── Data for the task
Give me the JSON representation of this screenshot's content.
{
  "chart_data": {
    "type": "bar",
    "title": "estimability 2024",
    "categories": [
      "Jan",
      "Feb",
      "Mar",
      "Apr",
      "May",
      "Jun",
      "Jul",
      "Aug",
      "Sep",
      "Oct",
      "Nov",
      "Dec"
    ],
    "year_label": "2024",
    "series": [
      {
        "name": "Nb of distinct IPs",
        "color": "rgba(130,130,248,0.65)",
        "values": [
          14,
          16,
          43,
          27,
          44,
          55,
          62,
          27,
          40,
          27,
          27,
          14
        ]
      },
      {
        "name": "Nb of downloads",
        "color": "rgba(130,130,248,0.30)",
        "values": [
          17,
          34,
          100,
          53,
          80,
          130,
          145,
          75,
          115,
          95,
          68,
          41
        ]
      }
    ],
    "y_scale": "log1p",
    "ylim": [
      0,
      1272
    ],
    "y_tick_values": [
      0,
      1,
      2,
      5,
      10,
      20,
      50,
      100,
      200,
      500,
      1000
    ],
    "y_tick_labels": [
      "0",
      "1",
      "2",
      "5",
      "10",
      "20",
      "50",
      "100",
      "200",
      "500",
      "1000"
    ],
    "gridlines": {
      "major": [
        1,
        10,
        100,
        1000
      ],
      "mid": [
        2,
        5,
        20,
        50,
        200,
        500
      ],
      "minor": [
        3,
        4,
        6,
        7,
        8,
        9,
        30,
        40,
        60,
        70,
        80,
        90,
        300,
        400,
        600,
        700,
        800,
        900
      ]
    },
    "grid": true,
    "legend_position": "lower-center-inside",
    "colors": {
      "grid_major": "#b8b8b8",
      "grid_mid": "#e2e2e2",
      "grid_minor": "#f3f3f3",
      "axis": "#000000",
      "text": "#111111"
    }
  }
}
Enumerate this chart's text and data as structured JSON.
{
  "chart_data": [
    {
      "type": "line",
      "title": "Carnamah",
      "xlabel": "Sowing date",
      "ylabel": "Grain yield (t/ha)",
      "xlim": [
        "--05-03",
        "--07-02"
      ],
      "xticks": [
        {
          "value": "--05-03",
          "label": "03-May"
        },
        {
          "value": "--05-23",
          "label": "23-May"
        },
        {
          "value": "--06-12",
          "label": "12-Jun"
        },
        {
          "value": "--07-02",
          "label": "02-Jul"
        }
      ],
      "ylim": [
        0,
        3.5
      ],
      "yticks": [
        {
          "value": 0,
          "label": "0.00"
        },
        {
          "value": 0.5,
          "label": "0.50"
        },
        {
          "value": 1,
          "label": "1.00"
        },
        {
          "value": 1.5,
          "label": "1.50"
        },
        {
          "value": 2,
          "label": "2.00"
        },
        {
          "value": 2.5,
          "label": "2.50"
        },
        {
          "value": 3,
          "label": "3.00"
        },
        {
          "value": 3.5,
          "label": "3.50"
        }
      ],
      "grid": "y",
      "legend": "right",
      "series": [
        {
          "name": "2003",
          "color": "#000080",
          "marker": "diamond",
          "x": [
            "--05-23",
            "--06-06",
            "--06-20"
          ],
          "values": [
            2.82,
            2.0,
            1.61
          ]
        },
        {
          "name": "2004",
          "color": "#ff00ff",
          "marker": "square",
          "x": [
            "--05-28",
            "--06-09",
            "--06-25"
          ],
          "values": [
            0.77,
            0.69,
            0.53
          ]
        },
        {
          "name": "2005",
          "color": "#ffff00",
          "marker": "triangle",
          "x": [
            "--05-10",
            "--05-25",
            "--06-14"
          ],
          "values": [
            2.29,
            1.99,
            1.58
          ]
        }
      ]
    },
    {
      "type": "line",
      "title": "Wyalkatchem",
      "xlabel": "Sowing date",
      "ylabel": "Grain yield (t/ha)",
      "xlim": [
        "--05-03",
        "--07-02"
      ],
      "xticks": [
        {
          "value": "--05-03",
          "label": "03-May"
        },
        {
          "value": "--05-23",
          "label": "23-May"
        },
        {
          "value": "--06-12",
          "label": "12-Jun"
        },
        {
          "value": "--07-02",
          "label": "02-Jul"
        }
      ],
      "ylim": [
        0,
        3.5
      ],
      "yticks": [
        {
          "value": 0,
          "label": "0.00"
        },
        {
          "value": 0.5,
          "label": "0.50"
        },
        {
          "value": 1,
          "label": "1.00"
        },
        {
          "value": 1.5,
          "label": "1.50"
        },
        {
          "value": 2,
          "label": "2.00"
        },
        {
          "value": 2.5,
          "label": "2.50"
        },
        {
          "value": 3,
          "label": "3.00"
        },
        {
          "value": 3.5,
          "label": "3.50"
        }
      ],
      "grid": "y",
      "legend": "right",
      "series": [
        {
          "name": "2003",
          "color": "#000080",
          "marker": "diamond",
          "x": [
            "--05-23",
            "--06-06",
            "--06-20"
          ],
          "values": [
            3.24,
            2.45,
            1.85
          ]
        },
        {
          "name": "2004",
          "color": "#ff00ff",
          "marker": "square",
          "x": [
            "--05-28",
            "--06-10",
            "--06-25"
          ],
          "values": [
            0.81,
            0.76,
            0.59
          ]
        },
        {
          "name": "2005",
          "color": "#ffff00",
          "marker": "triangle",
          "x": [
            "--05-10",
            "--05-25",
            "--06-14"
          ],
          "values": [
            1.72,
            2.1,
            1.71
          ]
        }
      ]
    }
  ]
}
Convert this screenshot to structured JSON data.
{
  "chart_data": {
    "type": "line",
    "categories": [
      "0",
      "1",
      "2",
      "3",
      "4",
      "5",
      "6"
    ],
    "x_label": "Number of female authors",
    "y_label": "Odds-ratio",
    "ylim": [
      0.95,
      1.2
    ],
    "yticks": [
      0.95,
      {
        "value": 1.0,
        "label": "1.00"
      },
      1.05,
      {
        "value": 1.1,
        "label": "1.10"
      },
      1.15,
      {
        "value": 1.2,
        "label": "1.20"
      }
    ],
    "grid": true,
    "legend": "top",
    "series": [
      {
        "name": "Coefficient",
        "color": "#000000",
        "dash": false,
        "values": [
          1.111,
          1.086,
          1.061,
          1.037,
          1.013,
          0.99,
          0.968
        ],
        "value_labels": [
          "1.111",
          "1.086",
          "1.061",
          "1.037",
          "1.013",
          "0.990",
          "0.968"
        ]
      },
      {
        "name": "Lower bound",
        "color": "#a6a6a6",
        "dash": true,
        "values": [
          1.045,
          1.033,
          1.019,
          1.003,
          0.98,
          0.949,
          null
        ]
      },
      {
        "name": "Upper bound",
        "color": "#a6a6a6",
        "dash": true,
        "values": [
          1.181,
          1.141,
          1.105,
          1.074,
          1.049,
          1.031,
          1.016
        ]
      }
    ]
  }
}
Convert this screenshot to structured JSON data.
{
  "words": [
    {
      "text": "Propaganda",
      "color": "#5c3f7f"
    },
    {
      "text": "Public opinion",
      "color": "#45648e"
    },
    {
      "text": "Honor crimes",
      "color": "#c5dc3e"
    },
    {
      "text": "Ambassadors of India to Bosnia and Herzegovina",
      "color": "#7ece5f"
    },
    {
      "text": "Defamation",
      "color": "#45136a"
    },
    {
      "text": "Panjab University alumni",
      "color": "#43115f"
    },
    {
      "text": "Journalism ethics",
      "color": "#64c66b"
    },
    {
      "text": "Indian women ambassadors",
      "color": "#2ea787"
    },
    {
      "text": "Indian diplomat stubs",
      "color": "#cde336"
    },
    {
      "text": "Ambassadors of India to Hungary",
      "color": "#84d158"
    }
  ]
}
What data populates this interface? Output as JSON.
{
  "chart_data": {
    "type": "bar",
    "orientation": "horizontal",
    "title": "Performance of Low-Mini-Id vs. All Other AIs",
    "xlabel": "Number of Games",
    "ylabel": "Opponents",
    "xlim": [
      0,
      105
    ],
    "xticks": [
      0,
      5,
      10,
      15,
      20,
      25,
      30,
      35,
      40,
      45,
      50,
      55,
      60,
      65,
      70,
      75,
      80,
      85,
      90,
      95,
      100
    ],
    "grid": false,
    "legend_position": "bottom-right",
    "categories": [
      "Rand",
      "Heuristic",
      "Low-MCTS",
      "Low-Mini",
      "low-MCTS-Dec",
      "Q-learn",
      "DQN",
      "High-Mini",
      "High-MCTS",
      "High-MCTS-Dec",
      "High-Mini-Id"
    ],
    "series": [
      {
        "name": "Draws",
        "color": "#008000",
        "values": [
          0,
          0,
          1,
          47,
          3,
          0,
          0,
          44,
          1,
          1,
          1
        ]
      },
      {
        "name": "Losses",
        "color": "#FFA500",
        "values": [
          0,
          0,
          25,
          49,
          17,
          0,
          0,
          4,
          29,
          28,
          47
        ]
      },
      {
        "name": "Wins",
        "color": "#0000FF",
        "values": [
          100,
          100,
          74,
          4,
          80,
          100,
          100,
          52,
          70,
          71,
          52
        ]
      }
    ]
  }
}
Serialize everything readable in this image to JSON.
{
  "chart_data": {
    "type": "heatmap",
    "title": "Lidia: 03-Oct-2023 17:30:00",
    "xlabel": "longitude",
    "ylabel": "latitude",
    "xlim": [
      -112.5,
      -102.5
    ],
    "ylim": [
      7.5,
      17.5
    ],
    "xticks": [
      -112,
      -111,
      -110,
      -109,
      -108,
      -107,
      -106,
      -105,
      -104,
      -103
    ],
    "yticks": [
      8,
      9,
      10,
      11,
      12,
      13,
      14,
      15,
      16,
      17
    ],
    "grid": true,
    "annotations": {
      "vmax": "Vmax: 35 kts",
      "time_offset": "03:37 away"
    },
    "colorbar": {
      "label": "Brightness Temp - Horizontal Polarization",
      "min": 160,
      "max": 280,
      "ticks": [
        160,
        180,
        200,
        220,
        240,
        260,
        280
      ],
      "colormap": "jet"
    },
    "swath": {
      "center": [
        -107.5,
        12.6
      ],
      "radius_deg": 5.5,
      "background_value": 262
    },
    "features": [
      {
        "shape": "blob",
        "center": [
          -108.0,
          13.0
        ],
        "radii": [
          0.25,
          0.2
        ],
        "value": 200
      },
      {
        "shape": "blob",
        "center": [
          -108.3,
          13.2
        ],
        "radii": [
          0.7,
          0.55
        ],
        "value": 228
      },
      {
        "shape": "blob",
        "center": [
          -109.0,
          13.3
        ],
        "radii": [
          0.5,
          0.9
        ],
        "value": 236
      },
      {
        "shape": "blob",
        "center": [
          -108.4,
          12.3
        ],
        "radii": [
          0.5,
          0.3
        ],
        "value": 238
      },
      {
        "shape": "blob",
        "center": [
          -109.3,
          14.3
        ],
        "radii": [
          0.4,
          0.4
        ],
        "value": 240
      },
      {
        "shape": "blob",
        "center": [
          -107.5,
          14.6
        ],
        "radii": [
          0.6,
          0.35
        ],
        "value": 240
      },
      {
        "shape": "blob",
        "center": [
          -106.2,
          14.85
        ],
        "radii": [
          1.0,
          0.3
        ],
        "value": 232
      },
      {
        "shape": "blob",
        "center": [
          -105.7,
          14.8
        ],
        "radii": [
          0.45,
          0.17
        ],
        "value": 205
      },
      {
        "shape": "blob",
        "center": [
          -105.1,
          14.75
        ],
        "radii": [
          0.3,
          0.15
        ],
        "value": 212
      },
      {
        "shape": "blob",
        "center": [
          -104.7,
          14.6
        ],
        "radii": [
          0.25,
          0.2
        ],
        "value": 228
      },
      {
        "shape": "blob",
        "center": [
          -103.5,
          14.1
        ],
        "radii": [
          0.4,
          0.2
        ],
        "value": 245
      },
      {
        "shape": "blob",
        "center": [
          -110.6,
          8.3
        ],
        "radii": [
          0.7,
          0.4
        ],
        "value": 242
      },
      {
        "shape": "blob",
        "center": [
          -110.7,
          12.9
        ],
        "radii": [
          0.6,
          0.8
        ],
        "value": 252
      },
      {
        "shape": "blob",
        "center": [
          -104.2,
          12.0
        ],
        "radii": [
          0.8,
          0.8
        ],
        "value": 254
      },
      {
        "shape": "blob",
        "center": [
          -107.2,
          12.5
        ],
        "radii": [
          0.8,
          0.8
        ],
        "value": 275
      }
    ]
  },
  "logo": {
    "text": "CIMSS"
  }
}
────
> What is expected: State only the count of lines above that hold the string "ylabel".

> Result for this task: 4